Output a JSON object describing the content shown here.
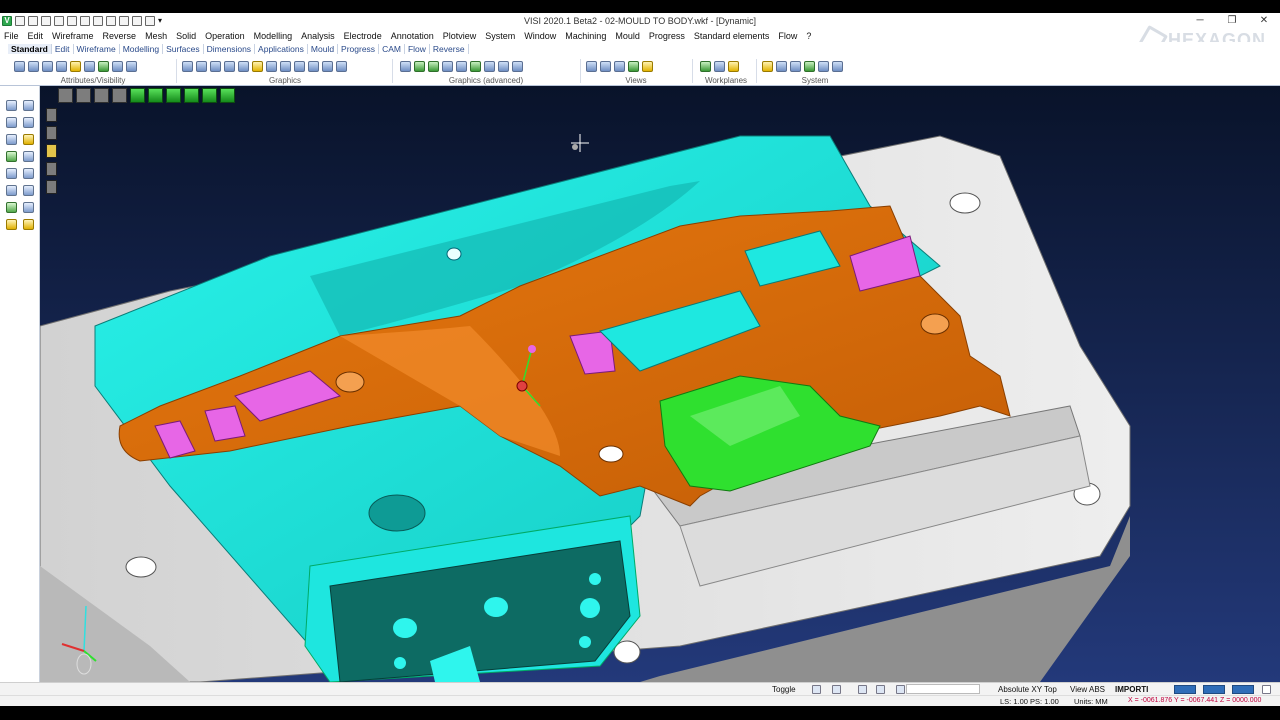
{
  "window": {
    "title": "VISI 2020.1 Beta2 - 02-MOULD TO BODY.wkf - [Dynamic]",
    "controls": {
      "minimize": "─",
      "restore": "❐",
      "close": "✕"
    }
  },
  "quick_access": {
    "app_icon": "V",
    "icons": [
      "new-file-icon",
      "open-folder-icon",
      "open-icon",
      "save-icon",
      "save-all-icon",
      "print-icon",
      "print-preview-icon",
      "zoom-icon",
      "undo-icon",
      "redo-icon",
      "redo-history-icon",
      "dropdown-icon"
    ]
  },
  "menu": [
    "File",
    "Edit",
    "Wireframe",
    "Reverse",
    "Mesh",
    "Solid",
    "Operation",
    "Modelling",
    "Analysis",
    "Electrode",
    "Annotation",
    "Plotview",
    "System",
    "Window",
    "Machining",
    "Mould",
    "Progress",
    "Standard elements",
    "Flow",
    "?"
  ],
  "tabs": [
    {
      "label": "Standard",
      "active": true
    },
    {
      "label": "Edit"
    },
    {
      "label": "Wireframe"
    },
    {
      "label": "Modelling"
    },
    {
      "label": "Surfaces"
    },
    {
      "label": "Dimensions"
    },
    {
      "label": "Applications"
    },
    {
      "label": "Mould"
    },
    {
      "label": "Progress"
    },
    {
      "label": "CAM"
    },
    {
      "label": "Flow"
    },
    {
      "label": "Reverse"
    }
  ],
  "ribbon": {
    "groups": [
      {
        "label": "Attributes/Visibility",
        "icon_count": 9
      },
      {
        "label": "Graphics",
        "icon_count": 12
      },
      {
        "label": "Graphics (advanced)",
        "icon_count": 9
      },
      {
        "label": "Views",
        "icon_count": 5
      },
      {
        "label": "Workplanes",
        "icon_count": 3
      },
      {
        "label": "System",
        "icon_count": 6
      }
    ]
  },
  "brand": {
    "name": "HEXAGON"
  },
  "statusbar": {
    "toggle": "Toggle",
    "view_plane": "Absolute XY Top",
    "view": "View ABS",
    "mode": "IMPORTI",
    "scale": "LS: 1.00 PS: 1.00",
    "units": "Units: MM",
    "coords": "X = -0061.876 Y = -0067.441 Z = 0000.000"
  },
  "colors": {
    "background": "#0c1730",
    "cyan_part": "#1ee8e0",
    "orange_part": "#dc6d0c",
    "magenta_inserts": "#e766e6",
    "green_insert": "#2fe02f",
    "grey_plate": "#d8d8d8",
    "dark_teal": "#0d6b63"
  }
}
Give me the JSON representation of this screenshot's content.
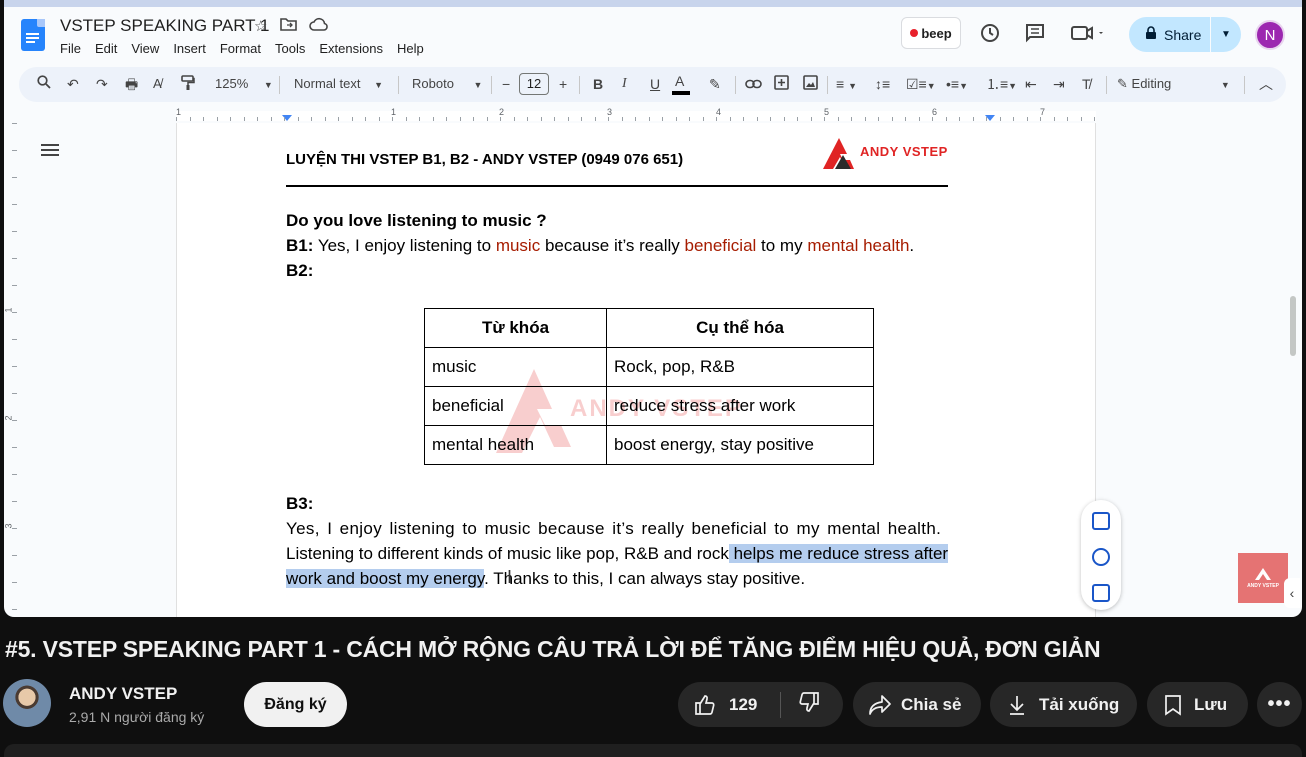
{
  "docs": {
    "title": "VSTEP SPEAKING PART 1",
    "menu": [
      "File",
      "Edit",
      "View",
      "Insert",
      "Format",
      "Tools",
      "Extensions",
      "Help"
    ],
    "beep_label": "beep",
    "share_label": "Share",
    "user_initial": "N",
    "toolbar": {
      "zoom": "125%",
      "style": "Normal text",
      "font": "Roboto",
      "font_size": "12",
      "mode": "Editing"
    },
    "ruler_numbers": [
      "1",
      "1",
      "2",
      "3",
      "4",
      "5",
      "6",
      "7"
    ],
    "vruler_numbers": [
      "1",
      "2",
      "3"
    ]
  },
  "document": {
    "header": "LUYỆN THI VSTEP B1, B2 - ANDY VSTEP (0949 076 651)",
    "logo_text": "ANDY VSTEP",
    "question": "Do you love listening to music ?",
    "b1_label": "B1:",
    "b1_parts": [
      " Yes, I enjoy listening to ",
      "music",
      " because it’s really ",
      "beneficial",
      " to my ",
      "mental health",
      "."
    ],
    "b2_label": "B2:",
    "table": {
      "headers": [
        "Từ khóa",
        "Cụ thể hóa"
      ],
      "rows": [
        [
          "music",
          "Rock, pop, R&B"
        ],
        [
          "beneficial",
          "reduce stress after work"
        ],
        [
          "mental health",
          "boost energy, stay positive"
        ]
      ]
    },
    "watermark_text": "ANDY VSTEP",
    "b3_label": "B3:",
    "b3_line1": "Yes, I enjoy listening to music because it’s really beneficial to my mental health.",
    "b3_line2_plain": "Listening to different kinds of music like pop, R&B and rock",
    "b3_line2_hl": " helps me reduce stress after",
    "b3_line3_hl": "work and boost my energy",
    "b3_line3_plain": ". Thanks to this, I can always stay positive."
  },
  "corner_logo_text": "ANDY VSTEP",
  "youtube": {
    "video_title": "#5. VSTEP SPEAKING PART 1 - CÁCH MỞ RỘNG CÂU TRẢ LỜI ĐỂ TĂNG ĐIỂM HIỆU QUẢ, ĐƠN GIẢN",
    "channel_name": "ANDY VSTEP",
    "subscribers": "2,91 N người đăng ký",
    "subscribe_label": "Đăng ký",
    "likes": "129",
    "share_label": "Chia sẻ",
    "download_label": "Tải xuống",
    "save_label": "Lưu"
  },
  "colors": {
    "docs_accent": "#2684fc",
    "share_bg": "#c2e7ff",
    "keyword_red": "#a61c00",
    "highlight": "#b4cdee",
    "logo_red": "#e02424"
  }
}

* * *

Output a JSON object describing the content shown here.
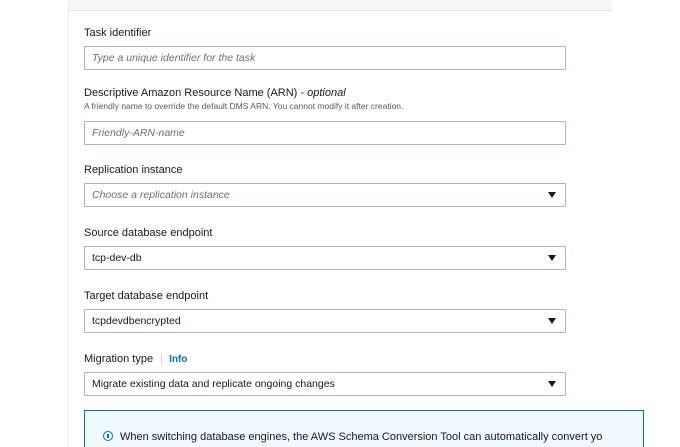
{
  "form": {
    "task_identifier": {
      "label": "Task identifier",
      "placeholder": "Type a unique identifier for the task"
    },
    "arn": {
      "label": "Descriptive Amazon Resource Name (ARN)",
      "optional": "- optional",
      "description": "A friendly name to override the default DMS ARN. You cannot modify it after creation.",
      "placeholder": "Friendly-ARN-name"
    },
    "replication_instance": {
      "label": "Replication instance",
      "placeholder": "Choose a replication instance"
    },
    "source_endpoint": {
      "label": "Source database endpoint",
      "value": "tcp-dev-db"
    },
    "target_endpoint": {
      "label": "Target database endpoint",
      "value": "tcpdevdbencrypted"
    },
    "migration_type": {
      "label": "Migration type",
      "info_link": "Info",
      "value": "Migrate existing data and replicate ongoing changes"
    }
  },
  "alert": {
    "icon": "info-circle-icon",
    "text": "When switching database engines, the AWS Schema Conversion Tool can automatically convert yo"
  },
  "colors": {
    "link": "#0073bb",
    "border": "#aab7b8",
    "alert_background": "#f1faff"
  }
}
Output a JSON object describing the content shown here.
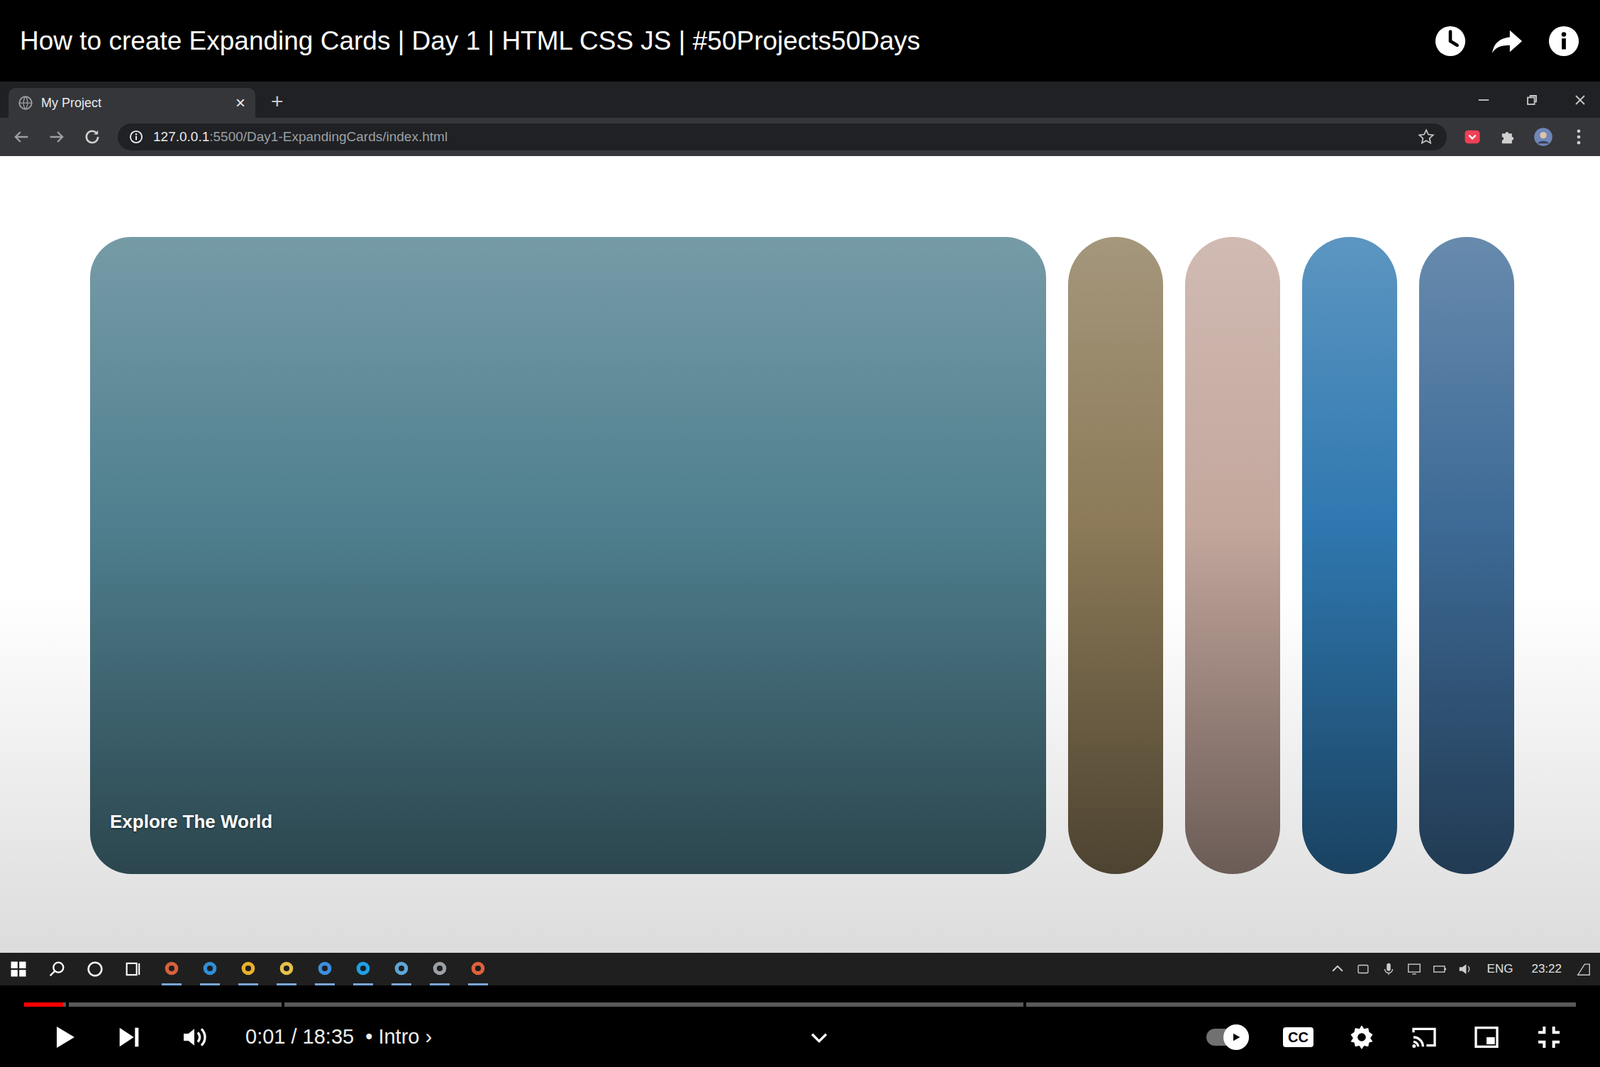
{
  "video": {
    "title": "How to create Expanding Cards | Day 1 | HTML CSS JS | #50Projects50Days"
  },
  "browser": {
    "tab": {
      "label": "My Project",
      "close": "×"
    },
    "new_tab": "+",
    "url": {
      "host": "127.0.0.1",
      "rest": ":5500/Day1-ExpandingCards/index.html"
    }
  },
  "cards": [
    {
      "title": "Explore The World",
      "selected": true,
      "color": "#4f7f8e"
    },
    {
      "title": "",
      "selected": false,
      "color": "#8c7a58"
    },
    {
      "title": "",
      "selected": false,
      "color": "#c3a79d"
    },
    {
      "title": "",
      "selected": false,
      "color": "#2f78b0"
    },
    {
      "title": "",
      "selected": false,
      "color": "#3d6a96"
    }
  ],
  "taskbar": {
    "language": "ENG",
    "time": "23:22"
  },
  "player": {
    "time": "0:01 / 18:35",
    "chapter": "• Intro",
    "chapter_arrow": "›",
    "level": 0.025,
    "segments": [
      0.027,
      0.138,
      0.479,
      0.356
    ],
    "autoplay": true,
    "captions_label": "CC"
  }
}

---

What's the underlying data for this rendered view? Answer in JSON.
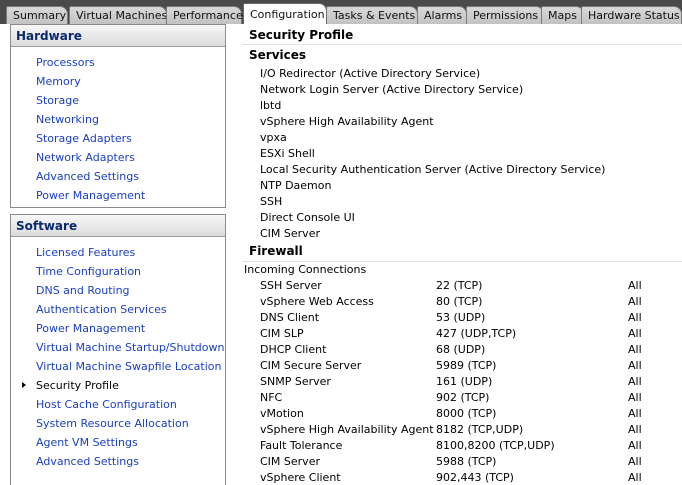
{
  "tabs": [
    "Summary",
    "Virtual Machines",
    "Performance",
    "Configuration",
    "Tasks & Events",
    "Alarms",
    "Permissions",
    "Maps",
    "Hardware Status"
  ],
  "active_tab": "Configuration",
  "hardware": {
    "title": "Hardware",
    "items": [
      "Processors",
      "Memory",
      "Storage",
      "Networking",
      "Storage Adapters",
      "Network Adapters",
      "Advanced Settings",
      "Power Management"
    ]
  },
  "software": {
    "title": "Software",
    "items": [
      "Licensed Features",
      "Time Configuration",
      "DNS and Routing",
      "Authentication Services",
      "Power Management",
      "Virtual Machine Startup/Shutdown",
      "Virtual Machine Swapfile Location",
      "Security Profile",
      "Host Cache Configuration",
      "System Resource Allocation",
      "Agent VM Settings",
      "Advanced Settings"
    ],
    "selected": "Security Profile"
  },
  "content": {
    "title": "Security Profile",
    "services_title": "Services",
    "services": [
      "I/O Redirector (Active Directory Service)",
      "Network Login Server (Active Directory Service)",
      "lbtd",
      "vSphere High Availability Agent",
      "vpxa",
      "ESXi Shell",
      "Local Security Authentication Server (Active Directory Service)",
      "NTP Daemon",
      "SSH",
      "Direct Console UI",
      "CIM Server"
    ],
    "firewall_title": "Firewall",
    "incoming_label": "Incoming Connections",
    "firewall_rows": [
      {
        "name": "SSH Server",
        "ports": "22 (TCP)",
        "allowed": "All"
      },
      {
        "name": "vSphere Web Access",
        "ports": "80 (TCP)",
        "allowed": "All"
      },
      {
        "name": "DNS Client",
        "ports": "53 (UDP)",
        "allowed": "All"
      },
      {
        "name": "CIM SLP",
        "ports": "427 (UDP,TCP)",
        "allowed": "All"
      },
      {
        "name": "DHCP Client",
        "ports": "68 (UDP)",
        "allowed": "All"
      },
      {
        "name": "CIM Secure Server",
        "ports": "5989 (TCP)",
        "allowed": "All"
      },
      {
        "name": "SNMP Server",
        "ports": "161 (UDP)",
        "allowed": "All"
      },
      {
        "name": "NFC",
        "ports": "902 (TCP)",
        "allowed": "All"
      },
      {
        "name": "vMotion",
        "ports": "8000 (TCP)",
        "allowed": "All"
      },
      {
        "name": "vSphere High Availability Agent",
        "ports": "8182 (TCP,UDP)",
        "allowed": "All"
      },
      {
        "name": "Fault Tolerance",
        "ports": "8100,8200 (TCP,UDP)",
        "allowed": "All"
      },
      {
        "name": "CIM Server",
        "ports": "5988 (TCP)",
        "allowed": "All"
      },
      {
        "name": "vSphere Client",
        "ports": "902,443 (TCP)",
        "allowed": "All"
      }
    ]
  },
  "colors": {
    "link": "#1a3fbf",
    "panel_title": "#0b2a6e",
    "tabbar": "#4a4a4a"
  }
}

_THE TASK_: Extract, from the material above, each line holding the word "true".

_PROBLEM SOLUTION_:
      "active": true
      "selected": true,
    "autoplay": true,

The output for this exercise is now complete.